Information provided:
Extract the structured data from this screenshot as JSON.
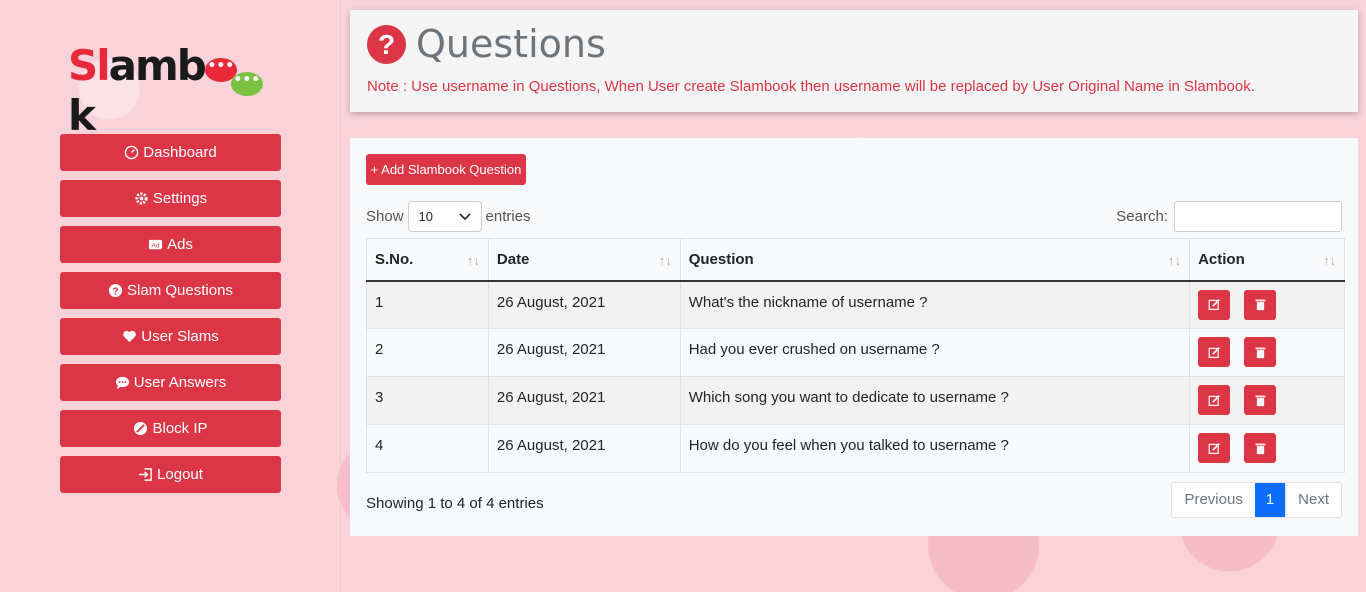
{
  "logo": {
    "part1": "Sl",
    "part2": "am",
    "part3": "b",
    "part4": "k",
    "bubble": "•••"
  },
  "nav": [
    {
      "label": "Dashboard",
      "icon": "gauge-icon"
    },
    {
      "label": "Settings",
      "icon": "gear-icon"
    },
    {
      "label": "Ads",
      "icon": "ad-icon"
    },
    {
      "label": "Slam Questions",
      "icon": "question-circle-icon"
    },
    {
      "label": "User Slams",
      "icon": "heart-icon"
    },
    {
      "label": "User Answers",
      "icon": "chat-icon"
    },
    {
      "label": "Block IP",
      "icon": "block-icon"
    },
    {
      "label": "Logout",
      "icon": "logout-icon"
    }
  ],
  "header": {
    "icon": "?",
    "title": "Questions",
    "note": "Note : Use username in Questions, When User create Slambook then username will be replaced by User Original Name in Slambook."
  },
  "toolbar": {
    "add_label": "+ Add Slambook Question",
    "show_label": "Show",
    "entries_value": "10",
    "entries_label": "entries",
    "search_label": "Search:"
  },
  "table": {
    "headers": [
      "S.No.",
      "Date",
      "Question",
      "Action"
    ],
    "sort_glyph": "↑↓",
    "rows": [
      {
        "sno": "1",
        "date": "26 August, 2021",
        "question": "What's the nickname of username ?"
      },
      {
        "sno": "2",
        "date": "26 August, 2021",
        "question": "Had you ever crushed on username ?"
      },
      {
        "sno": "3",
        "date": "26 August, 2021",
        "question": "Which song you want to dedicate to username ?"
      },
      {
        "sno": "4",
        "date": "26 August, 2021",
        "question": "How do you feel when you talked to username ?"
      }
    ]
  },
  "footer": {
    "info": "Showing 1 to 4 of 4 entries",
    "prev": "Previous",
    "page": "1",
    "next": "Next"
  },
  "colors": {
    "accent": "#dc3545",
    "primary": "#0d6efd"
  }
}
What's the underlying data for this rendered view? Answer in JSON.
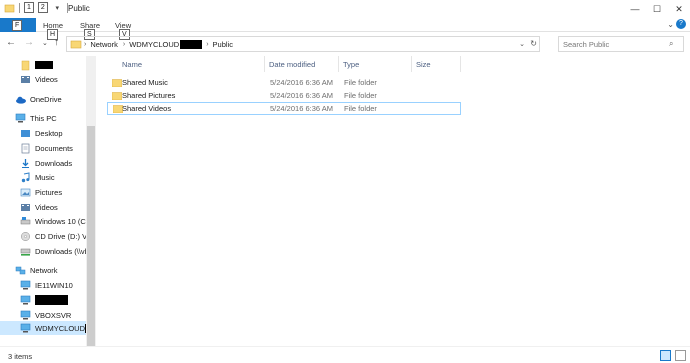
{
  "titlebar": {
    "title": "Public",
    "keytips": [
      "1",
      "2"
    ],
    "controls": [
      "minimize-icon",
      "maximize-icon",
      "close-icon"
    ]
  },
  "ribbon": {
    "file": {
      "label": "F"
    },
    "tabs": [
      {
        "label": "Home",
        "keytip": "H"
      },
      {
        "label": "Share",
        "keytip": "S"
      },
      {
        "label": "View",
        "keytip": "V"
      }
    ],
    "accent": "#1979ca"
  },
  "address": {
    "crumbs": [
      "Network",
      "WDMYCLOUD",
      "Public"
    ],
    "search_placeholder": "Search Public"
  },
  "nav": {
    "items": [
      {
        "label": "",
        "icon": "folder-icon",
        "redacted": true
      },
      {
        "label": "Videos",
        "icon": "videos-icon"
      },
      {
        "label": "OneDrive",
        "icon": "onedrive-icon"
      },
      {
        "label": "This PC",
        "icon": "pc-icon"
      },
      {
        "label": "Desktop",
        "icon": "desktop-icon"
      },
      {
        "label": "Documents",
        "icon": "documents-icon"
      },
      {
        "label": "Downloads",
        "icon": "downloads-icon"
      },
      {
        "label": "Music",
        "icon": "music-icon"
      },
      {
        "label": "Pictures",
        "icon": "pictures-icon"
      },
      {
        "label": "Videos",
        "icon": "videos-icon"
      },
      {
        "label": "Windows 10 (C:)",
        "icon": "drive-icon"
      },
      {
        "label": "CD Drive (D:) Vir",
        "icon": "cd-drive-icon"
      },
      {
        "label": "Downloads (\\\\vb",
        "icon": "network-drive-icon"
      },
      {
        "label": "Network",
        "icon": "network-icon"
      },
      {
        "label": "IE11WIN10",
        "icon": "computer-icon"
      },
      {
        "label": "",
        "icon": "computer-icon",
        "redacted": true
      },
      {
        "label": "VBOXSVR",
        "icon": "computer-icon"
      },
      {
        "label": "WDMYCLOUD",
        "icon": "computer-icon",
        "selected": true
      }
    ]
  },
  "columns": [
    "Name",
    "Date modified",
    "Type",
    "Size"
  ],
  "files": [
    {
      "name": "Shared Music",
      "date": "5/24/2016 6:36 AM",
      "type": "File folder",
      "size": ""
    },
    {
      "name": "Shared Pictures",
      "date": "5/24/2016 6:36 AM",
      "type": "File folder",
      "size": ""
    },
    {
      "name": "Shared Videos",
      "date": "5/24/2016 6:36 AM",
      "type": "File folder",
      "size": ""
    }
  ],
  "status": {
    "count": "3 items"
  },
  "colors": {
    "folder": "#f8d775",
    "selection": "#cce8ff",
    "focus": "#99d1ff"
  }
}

Task requirements: Write out every record above exactly as it stands, but leave out the pictures.

The solution:
Extract the structured data from this screenshot as JSON.
{
  "logo": {
    "part1": "Sl",
    "part2": "am",
    "part3": "b",
    "part4": "k",
    "bubble": "•••"
  },
  "nav": [
    {
      "label": "Dashboard",
      "icon": "gauge-icon"
    },
    {
      "label": "Settings",
      "icon": "gear-icon"
    },
    {
      "label": "Ads",
      "icon": "ad-icon"
    },
    {
      "label": "Slam Questions",
      "icon": "question-circle-icon"
    },
    {
      "label": "User Slams",
      "icon": "heart-icon"
    },
    {
      "label": "User Answers",
      "icon": "chat-icon"
    },
    {
      "label": "Block IP",
      "icon": "block-icon"
    },
    {
      "label": "Logout",
      "icon": "logout-icon"
    }
  ],
  "header": {
    "icon": "?",
    "title": "Questions",
    "note": "Note : Use username in Questions, When User create Slambook then username will be replaced by User Original Name in Slambook."
  },
  "toolbar": {
    "add_label": "+ Add Slambook Question",
    "show_label": "Show",
    "entries_value": "10",
    "entries_label": "entries",
    "search_label": "Search:"
  },
  "table": {
    "headers": [
      "S.No.",
      "Date",
      "Question",
      "Action"
    ],
    "sort_glyph": "↑↓",
    "rows": [
      {
        "sno": "1",
        "date": "26 August, 2021",
        "question": "What's the nickname of username ?"
      },
      {
        "sno": "2",
        "date": "26 August, 2021",
        "question": "Had you ever crushed on username ?"
      },
      {
        "sno": "3",
        "date": "26 August, 2021",
        "question": "Which song you want to dedicate to username ?"
      },
      {
        "sno": "4",
        "date": "26 August, 2021",
        "question": "How do you feel when you talked to username ?"
      }
    ]
  },
  "footer": {
    "info": "Showing 1 to 4 of 4 entries",
    "prev": "Previous",
    "page": "1",
    "next": "Next"
  },
  "colors": {
    "accent": "#dc3545",
    "primary": "#0d6efd"
  }
}
What's the underlying data for this rendered view? Answer in JSON.
{
  "titlebar": {
    "title": "Public",
    "keytips": [
      "1",
      "2"
    ],
    "controls": [
      "minimize-icon",
      "maximize-icon",
      "close-icon"
    ]
  },
  "ribbon": {
    "file": {
      "label": "F"
    },
    "tabs": [
      {
        "label": "Home",
        "keytip": "H"
      },
      {
        "label": "Share",
        "keytip": "S"
      },
      {
        "label": "View",
        "keytip": "V"
      }
    ],
    "accent": "#1979ca"
  },
  "address": {
    "crumbs": [
      "Network",
      "WDMYCLOUD",
      "Public"
    ],
    "search_placeholder": "Search Public"
  },
  "nav": {
    "items": [
      {
        "label": "",
        "icon": "folder-icon",
        "redacted": true
      },
      {
        "label": "Videos",
        "icon": "videos-icon"
      },
      {
        "label": "OneDrive",
        "icon": "onedrive-icon"
      },
      {
        "label": "This PC",
        "icon": "pc-icon"
      },
      {
        "label": "Desktop",
        "icon": "desktop-icon"
      },
      {
        "label": "Documents",
        "icon": "documents-icon"
      },
      {
        "label": "Downloads",
        "icon": "downloads-icon"
      },
      {
        "label": "Music",
        "icon": "music-icon"
      },
      {
        "label": "Pictures",
        "icon": "pictures-icon"
      },
      {
        "label": "Videos",
        "icon": "videos-icon"
      },
      {
        "label": "Windows 10 (C:)",
        "icon": "drive-icon"
      },
      {
        "label": "CD Drive (D:) Vir",
        "icon": "cd-drive-icon"
      },
      {
        "label": "Downloads (\\\\vb",
        "icon": "network-drive-icon"
      },
      {
        "label": "Network",
        "icon": "network-icon"
      },
      {
        "label": "IE11WIN10",
        "icon": "computer-icon"
      },
      {
        "label": "",
        "icon": "computer-icon",
        "redacted": true
      },
      {
        "label": "VBOXSVR",
        "icon": "computer-icon"
      },
      {
        "label": "WDMYCLOUD",
        "icon": "computer-icon",
        "selected": true
      }
    ]
  },
  "columns": [
    "Name",
    "Date modified",
    "Type",
    "Size"
  ],
  "files": [
    {
      "name": "Shared Music",
      "date": "5/24/2016 6:36 AM",
      "type": "File folder",
      "size": ""
    },
    {
      "name": "Shared Pictures",
      "date": "5/24/2016 6:36 AM",
      "type": "File folder",
      "size": ""
    },
    {
      "name": "Shared Videos",
      "date": "5/24/2016 6:36 AM",
      "type": "File folder",
      "size": ""
    }
  ],
  "status": {
    "count": "3 items"
  },
  "colors": {
    "folder": "#f8d775",
    "selection": "#cce8ff",
    "focus": "#99d1ff"
  }
}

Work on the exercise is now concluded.